Some pterosaurs lost their teeth. Some reduced their tail. In ornithocheirid pterosaurs the feet became incredibly small (Peters 2011, Fig. 1).
Among living birds, the apodiformes (swifts and hummingbirds) have the smallest feet. These birds rarely walk.
The Reduction of the Pes in Ornithocheirids
Ornithocheirids are characterized by their toothy beaks and giant wings. The most primitive forms, like Yixianopterus and the JZMP embryo, had relatively typical proportions overall. That changes with Boreopterus in which the feet were greatly reduced. Derived taxa, like Anhanguera (Fig. 2), further reduced the metatarsus, producing feet with atypical proportions. Note the relative size of pedal digit V (Figs. 2-4), which did not phylogenetically shrink in proportion to the rest of the pes. Instead digit 5 regains more primitive proportions not seen since Scaphognathus.
The pterosaur foot with the most atypical proportions belongs to Anhanguera (Fig. 2), the most derived of the ornithocheirids. The metatarsus was reduced to shorter than the proximal phalanges. Metatarsal 4 was shorter than the unguals! This arrangement gave the foot the maximum toe/metatarsal ratio, which was important because the webbed toes were used to automatically extend the horizontal hind limbs while airborne.
Prior to 2010 (see below), ornithocheirid feet were not described. Wellnhofer (1985) and Kellner and Tomida (2000) overlooked the tiny feet of Anhanguera, restoring it with a standardized and standard-sized foot. Wang et al. (2005) described Nurhachius but overlooked the pes except to identify it on the in situ fossil. In the late 1990s Anhanguera was the first ornithocheirid in which I noticed the feet were so small (not published until Peters 2011). Subsequent discoveries confirmed this trait.
Lu (2010) described the best preserved ornithocheirid, Zhenyuanopterus, for the first time noting its tiny feet (Figs. 2 and 3) which were perfectly preserved and fully articulated. This is one of the few ornithocheirids with a shorter metatarsal 1 than mt2.
Plantigrade Tiny Feet Rarely Used
The fragile and tiny size of the feet of ornithocheirids suggests they were rarely used. These prehistoric albatross analogs might have spent days to weeks airborne, perhaps nesting in areas free from predators.

-- TASK REQUIREMENTS --
[a] According to the text on ornithocheirid feet, which pterosaur has the foot with the most atypical proportions?
[b] List every publication that the text on ornithocheirid feet cites by author and year.
[c] Extend the text on ornithocheirid feet with a few sentences that follow on from its final sentence.

(Page layout parsing data)
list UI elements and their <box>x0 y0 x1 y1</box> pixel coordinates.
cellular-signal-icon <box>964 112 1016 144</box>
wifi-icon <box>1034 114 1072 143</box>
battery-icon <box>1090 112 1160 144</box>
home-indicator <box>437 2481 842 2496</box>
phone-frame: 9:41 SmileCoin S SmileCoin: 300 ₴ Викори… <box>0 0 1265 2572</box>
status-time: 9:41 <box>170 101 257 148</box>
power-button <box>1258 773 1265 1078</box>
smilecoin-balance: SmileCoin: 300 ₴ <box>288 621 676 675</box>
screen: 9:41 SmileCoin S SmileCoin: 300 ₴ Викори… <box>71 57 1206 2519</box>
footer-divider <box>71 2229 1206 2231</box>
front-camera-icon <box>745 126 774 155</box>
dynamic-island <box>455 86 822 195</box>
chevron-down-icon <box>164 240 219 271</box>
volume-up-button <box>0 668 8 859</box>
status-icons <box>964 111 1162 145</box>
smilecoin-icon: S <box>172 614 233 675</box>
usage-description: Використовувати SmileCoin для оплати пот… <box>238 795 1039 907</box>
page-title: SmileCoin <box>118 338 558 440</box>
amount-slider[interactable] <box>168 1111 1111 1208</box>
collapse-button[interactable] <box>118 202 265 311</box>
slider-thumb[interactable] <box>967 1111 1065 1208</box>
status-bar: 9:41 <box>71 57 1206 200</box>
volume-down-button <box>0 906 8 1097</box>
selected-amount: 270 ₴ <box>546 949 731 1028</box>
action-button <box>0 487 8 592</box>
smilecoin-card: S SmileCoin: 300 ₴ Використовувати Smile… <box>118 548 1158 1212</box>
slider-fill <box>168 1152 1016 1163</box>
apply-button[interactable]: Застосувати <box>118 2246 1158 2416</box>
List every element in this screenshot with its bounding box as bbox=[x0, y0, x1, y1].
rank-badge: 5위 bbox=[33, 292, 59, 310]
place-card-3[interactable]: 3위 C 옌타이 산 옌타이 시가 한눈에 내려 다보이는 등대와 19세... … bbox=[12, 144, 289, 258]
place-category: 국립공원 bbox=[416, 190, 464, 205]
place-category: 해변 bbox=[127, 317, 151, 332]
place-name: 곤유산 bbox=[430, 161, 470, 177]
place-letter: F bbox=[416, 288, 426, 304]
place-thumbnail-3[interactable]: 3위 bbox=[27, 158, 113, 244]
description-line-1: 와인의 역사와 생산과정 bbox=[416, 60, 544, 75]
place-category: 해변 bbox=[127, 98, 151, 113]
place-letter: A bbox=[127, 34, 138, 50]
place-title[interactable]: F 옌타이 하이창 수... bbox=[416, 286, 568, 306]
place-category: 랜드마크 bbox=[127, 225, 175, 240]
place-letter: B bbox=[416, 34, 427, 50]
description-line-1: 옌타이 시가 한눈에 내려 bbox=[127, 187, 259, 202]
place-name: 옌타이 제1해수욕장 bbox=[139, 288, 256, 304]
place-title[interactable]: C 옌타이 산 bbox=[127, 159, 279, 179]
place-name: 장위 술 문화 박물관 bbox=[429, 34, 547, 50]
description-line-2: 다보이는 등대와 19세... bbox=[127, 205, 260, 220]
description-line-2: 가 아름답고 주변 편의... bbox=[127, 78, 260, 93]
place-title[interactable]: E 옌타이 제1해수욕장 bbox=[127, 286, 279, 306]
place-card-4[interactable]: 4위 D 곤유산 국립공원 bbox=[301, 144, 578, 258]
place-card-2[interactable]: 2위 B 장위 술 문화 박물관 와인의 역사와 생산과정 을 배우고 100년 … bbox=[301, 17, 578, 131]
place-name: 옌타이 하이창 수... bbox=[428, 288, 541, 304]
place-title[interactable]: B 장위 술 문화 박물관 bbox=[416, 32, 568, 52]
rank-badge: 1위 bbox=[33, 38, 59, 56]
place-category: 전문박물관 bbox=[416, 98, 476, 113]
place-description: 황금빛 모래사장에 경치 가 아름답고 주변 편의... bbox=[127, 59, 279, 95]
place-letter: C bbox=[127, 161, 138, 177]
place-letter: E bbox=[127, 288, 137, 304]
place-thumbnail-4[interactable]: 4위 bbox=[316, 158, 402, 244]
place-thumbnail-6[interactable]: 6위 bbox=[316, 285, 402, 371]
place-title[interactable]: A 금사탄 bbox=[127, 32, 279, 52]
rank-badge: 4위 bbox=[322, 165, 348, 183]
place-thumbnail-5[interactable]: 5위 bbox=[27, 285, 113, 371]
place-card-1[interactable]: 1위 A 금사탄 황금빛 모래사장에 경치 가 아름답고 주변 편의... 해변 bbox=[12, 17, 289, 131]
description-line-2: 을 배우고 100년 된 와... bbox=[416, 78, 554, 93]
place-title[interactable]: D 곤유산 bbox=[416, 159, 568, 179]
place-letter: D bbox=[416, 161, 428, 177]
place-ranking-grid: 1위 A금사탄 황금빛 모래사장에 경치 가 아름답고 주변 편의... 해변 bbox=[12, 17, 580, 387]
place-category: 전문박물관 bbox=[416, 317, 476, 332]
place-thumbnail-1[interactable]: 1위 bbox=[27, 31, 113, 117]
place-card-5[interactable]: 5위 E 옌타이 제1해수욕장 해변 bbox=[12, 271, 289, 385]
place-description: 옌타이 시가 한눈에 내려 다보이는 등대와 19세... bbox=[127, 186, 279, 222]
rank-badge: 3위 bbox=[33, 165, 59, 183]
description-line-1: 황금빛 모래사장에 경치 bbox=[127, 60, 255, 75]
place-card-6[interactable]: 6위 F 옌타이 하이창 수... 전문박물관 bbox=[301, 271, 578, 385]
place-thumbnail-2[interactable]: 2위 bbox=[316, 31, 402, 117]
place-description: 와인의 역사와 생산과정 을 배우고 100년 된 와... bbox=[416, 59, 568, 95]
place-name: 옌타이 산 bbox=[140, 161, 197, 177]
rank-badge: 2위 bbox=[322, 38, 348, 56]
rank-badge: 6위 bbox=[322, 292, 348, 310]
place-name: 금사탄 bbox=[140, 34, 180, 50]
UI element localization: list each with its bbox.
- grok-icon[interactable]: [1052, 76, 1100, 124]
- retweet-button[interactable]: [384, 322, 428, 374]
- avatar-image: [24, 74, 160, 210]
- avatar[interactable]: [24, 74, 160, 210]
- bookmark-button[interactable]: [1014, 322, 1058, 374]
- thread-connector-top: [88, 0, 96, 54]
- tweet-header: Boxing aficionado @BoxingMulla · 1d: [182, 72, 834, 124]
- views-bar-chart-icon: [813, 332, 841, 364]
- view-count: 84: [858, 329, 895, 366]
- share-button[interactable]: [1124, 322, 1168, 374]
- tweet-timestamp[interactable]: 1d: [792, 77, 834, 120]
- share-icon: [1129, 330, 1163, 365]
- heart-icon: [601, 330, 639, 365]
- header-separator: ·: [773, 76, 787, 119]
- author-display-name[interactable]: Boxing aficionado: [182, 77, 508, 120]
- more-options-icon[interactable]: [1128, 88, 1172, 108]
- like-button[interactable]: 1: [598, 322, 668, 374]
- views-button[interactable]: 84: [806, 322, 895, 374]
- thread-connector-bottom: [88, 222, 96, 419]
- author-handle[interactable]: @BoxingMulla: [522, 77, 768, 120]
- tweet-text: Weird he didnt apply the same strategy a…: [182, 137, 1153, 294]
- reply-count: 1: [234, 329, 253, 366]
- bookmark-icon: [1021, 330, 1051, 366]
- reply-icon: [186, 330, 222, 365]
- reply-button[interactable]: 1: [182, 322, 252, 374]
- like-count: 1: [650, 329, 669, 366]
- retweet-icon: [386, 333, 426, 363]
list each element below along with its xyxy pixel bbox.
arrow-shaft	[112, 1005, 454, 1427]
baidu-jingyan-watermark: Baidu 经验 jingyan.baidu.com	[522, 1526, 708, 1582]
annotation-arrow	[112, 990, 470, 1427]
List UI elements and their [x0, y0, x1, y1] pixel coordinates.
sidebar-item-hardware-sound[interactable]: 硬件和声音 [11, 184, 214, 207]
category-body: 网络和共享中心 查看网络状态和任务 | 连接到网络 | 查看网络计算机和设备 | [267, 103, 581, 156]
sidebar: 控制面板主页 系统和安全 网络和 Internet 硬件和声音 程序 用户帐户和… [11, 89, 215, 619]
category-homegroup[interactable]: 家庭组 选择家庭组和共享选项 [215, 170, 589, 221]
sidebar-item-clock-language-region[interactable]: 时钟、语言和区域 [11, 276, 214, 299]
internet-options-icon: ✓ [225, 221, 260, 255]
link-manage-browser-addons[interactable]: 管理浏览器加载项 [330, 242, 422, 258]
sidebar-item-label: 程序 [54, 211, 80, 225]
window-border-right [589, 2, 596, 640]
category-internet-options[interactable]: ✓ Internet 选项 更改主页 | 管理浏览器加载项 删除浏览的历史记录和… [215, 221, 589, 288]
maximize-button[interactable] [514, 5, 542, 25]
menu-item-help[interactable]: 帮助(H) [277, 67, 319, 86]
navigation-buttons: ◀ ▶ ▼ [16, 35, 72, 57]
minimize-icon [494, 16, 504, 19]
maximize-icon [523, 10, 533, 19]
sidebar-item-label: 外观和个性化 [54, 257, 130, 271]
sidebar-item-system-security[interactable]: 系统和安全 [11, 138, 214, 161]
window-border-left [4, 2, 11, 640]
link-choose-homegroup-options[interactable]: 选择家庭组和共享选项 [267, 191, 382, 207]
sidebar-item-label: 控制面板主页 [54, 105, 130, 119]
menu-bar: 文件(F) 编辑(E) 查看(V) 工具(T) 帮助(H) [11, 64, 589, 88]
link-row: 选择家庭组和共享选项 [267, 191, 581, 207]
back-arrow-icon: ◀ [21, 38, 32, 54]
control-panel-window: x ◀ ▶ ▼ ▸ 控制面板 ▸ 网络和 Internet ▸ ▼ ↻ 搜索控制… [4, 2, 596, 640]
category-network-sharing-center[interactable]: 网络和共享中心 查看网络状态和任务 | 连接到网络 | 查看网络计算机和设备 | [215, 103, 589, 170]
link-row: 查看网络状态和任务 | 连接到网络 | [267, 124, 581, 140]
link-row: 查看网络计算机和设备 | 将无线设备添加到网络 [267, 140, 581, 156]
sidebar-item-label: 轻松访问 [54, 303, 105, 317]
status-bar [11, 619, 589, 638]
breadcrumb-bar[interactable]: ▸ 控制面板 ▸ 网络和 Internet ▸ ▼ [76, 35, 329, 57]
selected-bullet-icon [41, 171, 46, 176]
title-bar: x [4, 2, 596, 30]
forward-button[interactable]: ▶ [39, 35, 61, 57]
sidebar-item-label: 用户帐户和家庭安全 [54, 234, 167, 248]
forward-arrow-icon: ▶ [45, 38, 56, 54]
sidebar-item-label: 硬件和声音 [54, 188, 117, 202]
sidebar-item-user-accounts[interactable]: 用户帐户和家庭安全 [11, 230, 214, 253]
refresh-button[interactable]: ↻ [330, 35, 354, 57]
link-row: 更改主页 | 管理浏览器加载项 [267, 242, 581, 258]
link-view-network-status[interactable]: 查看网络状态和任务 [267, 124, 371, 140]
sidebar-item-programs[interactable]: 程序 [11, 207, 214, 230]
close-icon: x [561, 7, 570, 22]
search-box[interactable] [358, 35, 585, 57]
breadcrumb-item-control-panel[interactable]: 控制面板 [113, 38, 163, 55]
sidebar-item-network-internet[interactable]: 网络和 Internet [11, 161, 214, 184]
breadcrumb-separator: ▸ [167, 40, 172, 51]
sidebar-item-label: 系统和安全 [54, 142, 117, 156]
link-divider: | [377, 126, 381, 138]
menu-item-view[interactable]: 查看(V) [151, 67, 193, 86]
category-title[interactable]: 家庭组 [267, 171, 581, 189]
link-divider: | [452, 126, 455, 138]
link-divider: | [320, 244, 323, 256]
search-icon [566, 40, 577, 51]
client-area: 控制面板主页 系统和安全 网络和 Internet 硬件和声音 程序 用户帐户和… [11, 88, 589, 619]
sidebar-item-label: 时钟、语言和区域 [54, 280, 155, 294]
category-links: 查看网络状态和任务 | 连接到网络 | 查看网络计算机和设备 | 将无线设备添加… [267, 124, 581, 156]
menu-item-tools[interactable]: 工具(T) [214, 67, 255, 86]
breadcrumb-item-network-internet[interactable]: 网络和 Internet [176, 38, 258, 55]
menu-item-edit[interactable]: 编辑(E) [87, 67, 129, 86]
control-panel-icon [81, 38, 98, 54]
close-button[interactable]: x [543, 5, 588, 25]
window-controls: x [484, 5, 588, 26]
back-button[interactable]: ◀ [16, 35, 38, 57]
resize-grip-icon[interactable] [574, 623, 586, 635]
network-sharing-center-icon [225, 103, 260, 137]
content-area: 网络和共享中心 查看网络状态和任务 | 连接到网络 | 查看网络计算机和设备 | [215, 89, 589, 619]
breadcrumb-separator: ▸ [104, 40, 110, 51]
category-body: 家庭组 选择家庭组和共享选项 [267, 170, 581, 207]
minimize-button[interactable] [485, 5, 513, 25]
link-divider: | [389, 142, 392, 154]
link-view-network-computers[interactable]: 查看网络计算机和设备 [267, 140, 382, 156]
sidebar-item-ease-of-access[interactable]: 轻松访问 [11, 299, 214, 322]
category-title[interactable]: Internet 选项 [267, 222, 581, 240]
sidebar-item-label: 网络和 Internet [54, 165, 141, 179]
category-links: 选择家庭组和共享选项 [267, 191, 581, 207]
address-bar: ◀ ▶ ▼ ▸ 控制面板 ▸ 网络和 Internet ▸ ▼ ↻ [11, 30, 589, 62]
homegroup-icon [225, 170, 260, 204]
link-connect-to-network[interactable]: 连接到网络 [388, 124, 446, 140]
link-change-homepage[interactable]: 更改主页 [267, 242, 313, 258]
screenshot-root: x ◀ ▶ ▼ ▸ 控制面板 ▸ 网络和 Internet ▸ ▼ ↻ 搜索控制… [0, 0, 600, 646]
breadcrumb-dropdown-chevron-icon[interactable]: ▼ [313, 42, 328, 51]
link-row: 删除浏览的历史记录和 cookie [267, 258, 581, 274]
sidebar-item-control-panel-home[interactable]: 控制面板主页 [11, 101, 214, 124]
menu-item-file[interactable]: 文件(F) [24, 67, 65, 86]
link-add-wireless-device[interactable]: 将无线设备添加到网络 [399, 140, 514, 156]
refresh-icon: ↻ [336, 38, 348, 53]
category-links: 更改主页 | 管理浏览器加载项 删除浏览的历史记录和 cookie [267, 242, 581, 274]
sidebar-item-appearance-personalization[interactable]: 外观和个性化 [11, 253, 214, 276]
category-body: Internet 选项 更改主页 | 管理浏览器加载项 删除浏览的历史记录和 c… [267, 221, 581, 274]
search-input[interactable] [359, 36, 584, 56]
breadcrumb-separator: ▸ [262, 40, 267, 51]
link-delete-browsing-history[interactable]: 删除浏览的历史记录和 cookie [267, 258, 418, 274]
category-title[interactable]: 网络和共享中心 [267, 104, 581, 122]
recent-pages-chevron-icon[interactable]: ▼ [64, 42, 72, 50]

-- SOLVED TASKS --
[a] Anhanguera

[b] Peters 2011; Wellnhofer (1985); Kellner and Tomida (2000); Wang et al. (2005); Lu (2010)

[c]
It seems unlikely that pterosaur feet could have evolved to become even smaller. Terrestrial locomotion was probably slow and methodical, reducing the stress of each fragile footfall. Despite reduced feet, the toes remained beneath the shoulder glenoid, the center of balance in all flying reptiles. So it was possible for the wings to be extended for flying, sunning or display while standing erect and very finely balanced on such tiny toes.
Hatchlings with Large Feet?
The JZMP embryo had relatively large (for an ornithocheirid) feet. At present this appears to be a phylogenetic character due to its nesting prior to Boreopterus. Nevertheless it seems reasonable that hatchling ornithocheirids might have had larger feet that did not grow in step with the rest of the body. Counter this notion, the hatchling Pterodaustro had relatively smaller feet than the adult.
Perhaps it is no coincidence that the prepubis is rarely found in ornithocheirids. Where it is found (Arthurdactylus, SMNK PAL 1136), the prepubis is relatively small. The prepubis effectively lengthens the pubis providing anchors for femoral adductors. These would be less useful in a pterosaur that rarely walked, hence the reduction )and perhaps loss) of the prepubis in certain ornithocheirids.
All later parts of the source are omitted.